+++ Input rows

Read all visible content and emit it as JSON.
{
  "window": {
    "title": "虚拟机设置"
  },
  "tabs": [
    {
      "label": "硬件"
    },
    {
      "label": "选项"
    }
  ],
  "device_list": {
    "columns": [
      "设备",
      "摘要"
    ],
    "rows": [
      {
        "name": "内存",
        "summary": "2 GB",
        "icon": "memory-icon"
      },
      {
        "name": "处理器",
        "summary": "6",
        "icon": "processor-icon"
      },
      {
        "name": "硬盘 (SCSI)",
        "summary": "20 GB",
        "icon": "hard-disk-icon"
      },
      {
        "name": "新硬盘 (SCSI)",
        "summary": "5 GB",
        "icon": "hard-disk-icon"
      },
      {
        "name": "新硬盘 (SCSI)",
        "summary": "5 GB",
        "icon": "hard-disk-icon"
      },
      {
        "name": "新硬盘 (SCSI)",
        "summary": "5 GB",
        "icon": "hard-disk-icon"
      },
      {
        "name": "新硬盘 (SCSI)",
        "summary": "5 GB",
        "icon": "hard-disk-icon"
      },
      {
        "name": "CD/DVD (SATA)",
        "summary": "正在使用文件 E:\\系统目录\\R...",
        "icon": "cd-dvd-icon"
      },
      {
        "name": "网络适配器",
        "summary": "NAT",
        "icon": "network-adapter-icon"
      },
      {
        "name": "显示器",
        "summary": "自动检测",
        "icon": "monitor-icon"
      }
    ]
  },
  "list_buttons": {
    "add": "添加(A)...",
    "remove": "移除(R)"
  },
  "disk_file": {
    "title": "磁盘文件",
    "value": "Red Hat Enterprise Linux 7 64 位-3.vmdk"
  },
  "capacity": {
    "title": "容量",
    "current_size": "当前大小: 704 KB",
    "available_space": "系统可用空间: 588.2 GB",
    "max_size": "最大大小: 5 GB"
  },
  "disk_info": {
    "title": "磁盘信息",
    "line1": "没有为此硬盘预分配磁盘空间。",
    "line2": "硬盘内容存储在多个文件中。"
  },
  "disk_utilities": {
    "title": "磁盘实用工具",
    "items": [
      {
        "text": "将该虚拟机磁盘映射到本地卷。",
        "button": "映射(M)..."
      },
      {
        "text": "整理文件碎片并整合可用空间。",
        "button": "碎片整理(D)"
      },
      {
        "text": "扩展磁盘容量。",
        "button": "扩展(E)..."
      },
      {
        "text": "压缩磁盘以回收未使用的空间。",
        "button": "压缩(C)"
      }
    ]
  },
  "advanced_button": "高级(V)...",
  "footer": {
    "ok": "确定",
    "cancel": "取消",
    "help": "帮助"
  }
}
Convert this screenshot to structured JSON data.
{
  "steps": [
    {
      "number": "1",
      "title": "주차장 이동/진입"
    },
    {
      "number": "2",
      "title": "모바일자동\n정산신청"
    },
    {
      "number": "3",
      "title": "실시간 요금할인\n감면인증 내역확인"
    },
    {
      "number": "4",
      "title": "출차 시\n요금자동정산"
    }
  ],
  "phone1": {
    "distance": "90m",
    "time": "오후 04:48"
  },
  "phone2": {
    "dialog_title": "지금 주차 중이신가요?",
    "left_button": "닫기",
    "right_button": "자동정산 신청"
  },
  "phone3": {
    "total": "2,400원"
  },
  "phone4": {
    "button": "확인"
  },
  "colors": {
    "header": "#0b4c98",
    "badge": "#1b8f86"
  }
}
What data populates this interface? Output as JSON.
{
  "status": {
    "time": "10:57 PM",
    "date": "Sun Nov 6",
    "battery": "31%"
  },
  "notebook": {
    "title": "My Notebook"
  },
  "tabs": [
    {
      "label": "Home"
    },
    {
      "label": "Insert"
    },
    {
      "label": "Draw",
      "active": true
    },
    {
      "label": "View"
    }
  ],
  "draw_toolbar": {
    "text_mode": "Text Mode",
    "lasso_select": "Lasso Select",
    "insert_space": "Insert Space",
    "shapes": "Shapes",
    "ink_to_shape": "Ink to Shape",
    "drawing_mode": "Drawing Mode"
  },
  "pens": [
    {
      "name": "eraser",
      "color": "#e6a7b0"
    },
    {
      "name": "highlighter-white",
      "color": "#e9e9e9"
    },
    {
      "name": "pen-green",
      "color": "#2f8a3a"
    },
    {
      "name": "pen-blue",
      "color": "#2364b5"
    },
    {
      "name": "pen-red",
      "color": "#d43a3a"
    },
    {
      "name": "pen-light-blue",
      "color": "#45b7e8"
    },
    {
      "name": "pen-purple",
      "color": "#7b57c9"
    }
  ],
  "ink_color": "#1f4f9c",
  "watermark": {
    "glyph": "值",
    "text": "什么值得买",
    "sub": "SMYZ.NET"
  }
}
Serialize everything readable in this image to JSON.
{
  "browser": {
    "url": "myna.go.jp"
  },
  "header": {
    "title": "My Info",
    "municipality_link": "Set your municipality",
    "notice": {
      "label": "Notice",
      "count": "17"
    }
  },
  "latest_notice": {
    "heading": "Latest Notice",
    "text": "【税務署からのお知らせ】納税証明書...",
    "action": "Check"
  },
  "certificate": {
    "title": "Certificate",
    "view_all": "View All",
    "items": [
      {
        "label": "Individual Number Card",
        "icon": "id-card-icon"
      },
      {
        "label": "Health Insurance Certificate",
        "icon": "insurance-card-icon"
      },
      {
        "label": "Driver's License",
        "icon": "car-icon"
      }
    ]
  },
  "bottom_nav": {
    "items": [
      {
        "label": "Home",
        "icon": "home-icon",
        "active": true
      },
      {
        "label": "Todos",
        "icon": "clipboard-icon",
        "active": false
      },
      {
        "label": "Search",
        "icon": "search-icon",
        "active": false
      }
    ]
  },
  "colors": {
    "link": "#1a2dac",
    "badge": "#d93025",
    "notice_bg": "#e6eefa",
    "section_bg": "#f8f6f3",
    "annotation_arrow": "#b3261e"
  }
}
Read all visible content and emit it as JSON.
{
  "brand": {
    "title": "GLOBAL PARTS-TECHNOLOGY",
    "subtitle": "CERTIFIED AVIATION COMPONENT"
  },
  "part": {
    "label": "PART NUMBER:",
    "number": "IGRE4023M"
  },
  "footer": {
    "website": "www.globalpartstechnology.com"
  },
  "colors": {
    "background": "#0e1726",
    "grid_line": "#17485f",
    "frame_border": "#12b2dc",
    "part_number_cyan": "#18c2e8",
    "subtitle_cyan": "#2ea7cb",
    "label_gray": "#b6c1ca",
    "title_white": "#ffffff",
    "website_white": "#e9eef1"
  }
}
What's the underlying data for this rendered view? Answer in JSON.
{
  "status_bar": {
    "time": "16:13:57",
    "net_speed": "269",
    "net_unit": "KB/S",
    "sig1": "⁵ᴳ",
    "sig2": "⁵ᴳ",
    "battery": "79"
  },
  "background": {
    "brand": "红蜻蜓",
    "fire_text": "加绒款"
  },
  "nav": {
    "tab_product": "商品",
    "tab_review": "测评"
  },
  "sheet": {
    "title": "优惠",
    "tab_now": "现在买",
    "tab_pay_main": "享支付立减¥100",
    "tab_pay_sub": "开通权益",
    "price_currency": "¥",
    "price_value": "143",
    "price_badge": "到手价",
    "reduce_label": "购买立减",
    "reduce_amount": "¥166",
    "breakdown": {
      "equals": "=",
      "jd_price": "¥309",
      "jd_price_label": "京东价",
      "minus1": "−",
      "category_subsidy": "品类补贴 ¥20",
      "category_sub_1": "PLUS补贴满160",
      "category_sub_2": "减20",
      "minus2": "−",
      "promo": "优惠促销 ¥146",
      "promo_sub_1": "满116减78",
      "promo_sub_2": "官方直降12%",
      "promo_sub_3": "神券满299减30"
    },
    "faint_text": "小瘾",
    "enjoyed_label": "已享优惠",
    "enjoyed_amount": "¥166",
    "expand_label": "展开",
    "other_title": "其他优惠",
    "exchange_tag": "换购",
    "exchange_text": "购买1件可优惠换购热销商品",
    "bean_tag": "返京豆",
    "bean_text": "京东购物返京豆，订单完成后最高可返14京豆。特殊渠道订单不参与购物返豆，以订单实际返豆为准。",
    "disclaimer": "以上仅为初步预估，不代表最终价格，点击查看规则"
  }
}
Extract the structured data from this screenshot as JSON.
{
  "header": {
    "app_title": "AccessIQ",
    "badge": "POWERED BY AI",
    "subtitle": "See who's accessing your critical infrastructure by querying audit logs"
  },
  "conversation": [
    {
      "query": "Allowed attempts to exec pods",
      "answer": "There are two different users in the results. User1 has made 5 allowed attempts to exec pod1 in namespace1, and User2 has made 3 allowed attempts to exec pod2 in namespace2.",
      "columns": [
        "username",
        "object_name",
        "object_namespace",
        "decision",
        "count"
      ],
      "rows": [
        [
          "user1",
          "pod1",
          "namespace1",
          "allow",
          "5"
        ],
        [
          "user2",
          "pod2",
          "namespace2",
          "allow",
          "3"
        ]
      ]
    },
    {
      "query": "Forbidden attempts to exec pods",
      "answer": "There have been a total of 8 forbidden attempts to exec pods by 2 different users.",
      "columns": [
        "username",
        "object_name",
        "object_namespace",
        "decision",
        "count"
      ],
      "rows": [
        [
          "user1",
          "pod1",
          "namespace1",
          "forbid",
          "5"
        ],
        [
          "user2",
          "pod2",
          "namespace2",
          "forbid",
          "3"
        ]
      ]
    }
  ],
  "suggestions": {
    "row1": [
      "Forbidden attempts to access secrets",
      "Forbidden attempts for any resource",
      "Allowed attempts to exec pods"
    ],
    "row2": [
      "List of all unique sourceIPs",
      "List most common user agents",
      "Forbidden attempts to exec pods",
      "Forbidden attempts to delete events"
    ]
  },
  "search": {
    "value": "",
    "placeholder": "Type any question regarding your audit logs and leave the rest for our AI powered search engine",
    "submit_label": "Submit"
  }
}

++++++

Given problem: Search the entries for the word "total" and copy every line that has it.

Exercise response:
    "total": "2,400원"
      "answer": "There have been a total of 8 forbidden attempts to exec pods by 2 different users.",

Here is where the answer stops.